◆ **Task**:
In how many lines does the string "page" appear? Answer with the number only.

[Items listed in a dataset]
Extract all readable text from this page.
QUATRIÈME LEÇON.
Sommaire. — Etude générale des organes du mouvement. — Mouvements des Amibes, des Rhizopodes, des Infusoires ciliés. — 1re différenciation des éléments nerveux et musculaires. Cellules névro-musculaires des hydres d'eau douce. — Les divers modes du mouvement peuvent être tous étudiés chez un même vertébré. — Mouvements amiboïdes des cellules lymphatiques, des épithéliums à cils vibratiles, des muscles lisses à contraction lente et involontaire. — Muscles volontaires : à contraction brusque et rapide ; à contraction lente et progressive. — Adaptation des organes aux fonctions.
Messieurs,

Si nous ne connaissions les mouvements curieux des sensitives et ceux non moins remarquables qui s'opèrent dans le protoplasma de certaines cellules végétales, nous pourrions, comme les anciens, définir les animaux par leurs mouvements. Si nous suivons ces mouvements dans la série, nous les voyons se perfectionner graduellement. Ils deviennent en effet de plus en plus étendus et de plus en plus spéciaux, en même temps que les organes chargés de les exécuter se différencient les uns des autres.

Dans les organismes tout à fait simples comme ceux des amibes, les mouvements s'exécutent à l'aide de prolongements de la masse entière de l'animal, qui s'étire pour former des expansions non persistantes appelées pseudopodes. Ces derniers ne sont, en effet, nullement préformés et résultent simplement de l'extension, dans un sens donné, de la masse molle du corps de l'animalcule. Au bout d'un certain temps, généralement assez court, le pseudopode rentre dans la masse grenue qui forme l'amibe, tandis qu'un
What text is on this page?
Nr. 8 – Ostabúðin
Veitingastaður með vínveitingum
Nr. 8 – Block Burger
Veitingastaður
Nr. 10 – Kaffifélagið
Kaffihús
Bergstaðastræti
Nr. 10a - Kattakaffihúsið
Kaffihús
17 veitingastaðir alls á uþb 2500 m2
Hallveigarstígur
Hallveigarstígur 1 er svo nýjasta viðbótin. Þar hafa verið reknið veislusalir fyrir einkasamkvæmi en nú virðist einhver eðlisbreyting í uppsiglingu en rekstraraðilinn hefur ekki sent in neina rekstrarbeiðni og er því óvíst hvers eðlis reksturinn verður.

◆ **Task output**:
2